→ **What needs to be done**
Images appear in the records below; leave them out and repeat everything else exactly.

## START Raw data

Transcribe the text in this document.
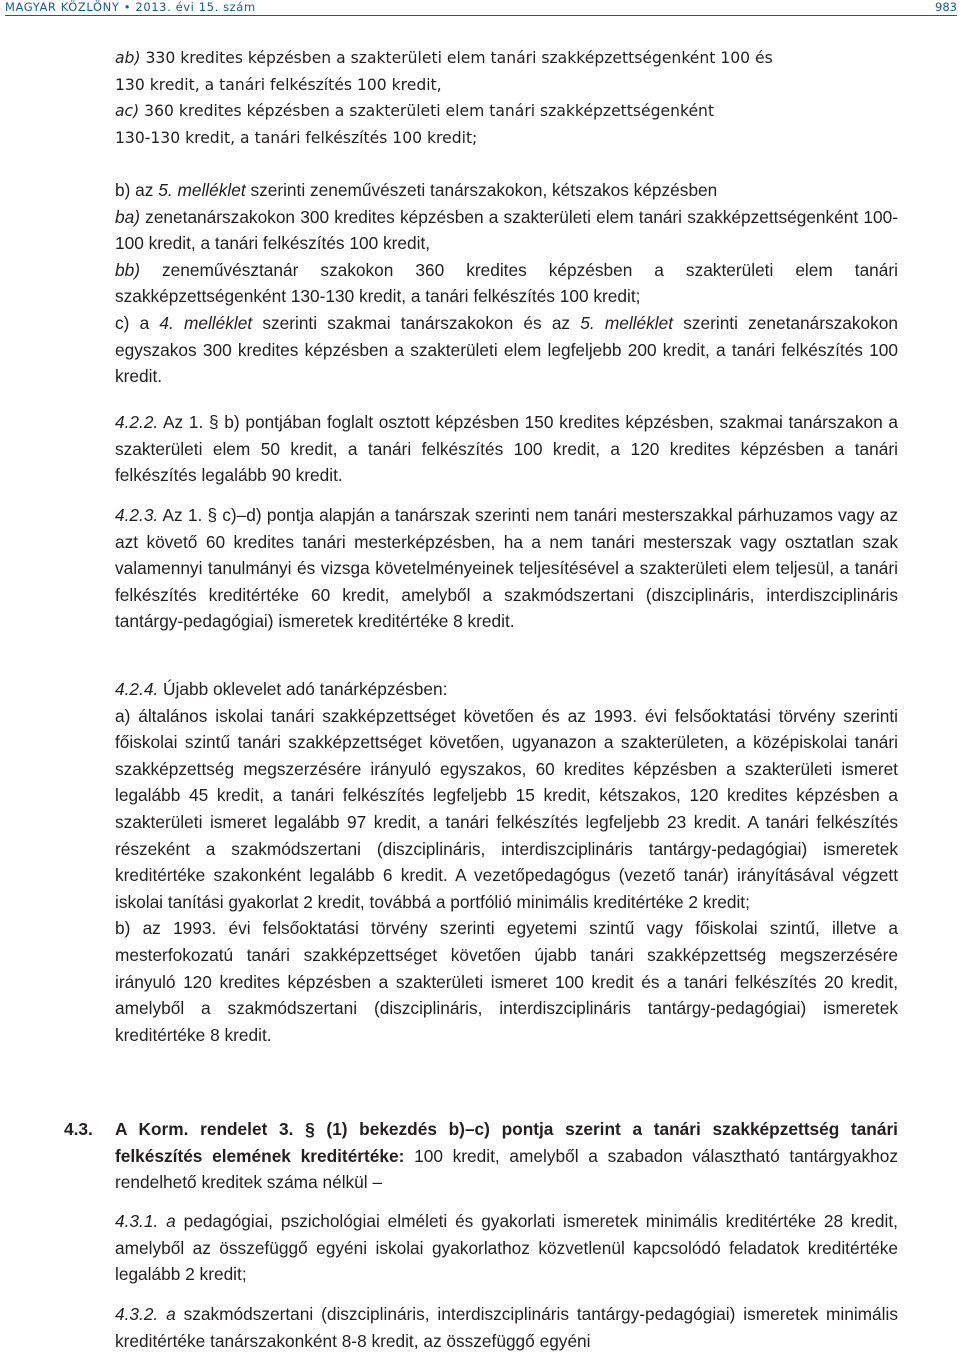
MAGYAR KÖZLÖNY • 2013. évi 15. szám	983

ab) 330 kredites képzésben a szakterületi elem tanári szakképzettségenként 100 és
130 kredit, a tanári felkészítés 100 kredit,

ac) 360 kredites képzésben a szakterületi elem tanári szakképzettségenként
130-130 kredit, a tanári felkészítés 100 kredit;

b) az 5. melléklet szerinti zeneművészeti tanárszakokon, kétszakos képzésben

ba) zenetanárszakokon 300 kredites képzésben a szakterületi elem tanári szakképzettségenként 100-100 kredit, a tanári felkészítés 100 kredit,

bb) zeneművésztanár szakokon 360 kredites képzésben a szakterületi elem tanári szakképzettségenként 130-130 kredit, a tanári felkészítés 100 kredit;

c) a 4. melléklet szerinti szakmai tanárszakokon és az 5. melléklet szerinti zenetanárszakokon egyszakos 300 kredites képzésben a szakterületi elem legfeljebb 200 kredit, a tanári felkészítés 100 kredit.

4.2.2. Az 1. § b) pontjában foglalt osztott képzésben 150 kredites képzésben, szakmai tanárszakon a szakterületi elem 50 kredit, a tanári felkészítés 100 kredit, a 120 kredites képzésben a tanári felkészítés legalább 90 kredit.

4.2.3. Az 1. § c)–d) pontja alapján a tanárszak szerinti nem tanári mesterszakkal párhuzamos vagy az azt követő 60 kredites tanári mesterképzésben, ha a nem tanári mesterszak vagy osztatlan szak valamennyi tanulmányi és vizsga követelményeinek teljesítésével a szakterületi elem teljesül, a tanári felkészítés kreditértéke 60 kredit, amelyből a szakmódszertani (diszciplináris, interdiszciplináris tantárgy-pedagógiai) ismeretek kreditértéke 8 kredit.

4.2.4. Újabb oklevelet adó tanárképzésben:

a) általános iskolai tanári szakképzettséget követően és az 1993. évi felsőoktatási törvény szerinti főiskolai szintű tanári szakképzettséget követően, ugyanazon a szakterületen, a középiskolai tanári szakképzettség megszerzésére irányuló egyszakos, 60 kredites képzésben a szakterületi ismeret legalább 45 kredit, a tanári felkészítés legfeljebb 15 kredit, kétszakos, 120 kredites képzésben a szakterületi ismeret legalább 97 kredit, a tanári felkészítés legfeljebb 23 kredit. A tanári felkészítés részeként a szakmódszertani (diszciplináris, interdiszciplináris tantárgy-pedagógiai) ismeretek kreditértéke szakonként legalább 6 kredit. A vezetőpedagógus (vezető tanár) irányításával végzett iskolai tanítási gyakorlat 2 kredit, továbbá a portfólió minimális kreditértéke 2 kredit;

b) az 1993. évi felsőoktatási törvény szerinti egyetemi szintű vagy főiskolai szintű, illetve a mesterfokozatú tanári szakképzettséget követően újabb tanári szakképzettség megszerzésére irányuló 120 kredites képzésben a szakterületi ismeret 100 kredit és a tanári felkészítés 20 kredit, amelyből a szakmódszertani (diszciplináris, interdiszciplináris tantárgy-pedagógiai) ismeretek kreditértéke 8 kredit.

4.3. A Korm. rendelet 3. § (1) bekezdés b)–c) pontja szerint a tanári szakképzettség tanári felkészítés elemének kreditértéke: 100 kredit, amelyből a szabadon választható tantárgyakhoz rendelhető kreditek száma nélkül –

4.3.1. a pedagógiai, pszichológiai elméleti és gyakorlati ismeretek minimális kreditértéke 28 kredit, amelyből az összefüggő egyéni iskolai gyakorlathoz közvetlenül kapcsolódó feladatok kreditértéke legalább 2 kredit;

4.3.2. a szakmódszertani (diszciplináris, interdiszciplináris tantárgy-pedagógiai) ismeretek minimális kreditértéke tanárszakonként 8-8 kredit, az összefüggő egyéni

## END Raw data

→ **Result**
Transcribe the text in this document.
MAGYAR KÖZLÖNY • 2013. évi 15. szám	983

ab) 330 kredites képzésben a szakterületi elem tanári szakképzettségenként 100 és
130 kredit, a tanári felkészítés 100 kredit,

ac) 360 kredites képzésben a szakterületi elem tanári szakképzettségenként
130-130 kredit, a tanári felkészítés 100 kredit;

b) az 5. melléklet szerinti zeneművészeti tanárszakokon, kétszakos képzésben

ba) zenetanárszakokon 300 kredites képzésben a szakterületi elem tanári szakképzettségenként 100-100 kredit, a tanári felkészítés 100 kredit,

bb) zeneművésztanár szakokon 360 kredites képzésben a szakterületi elem tanári szakképzettségenként 130-130 kredit, a tanári felkészítés 100 kredit;

c) a 4. melléklet szerinti szakmai tanárszakokon és az 5. melléklet szerinti zenetanárszakokon egyszakos 300 kredites képzésben a szakterületi elem legfeljebb 200 kredit, a tanári felkészítés 100 kredit.

4.2.2. Az 1. § b) pontjában foglalt osztott képzésben 150 kredites képzésben, szakmai tanárszakon a szakterületi elem 50 kredit, a tanári felkészítés 100 kredit, a 120 kredites képzésben a tanári felkészítés legalább 90 kredit.

4.2.3. Az 1. § c)–d) pontja alapján a tanárszak szerinti nem tanári mesterszakkal párhuzamos vagy az azt követő 60 kredites tanári mesterképzésben, ha a nem tanári mesterszak vagy osztatlan szak valamennyi tanulmányi és vizsga követelményeinek teljesítésével a szakterületi elem teljesül, a tanári felkészítés kreditértéke 60 kredit, amelyből a szakmódszertani (diszciplináris, interdiszciplináris tantárgy-pedagógiai) ismeretek kreditértéke 8 kredit.

4.2.4. Újabb oklevelet adó tanárképzésben:

a) általános iskolai tanári szakképzettséget követően és az 1993. évi felsőoktatási törvény szerinti főiskolai szintű tanári szakképzettséget követően, ugyanazon a szakterületen, a középiskolai tanári szakképzettség megszerzésére irányuló egyszakos, 60 kredites képzésben a szakterületi ismeret legalább 45 kredit, a tanári felkészítés legfeljebb 15 kredit, kétszakos, 120 kredites képzésben a szakterületi ismeret legalább 97 kredit, a tanári felkészítés legfeljebb 23 kredit. A tanári felkészítés részeként a szakmódszertani (diszciplináris, interdiszciplináris tantárgy-pedagógiai) ismeretek kreditértéke szakonként legalább 6 kredit. A vezetőpedagógus (vezető tanár) irányításával végzett iskolai tanítási gyakorlat 2 kredit, továbbá a portfólió minimális kreditértéke 2 kredit;

b) az 1993. évi felsőoktatási törvény szerinti egyetemi szintű vagy főiskolai szintű, illetve a mesterfokozatú tanári szakképzettséget követően újabb tanári szakképzettség megszerzésére irányuló 120 kredites képzésben a szakterületi ismeret 100 kredit és a tanári felkészítés 20 kredit, amelyből a szakmódszertani (diszciplináris, interdiszciplináris tantárgy-pedagógiai) ismeretek kreditértéke 8 kredit.

4.3. A Korm. rendelet 3. § (1) bekezdés b)–c) pontja szerint a tanári szakképzettség tanári felkészítés elemének kreditértéke: 100 kredit, amelyből a szabadon választható tantárgyakhoz rendelhető kreditek száma nélkül –

4.3.1. a pedagógiai, pszichológiai elméleti és gyakorlati ismeretek minimális kreditértéke 28 kredit, amelyből az összefüggő egyéni iskolai gyakorlathoz közvetlenül kapcsolódó feladatok kreditértéke legalább 2 kredit;

4.3.2. a szakmódszertani (diszciplináris, interdiszciplináris tantárgy-pedagógiai) ismeretek minimális kreditértéke tanárszakonként 8-8 kredit, az összefüggő egyéni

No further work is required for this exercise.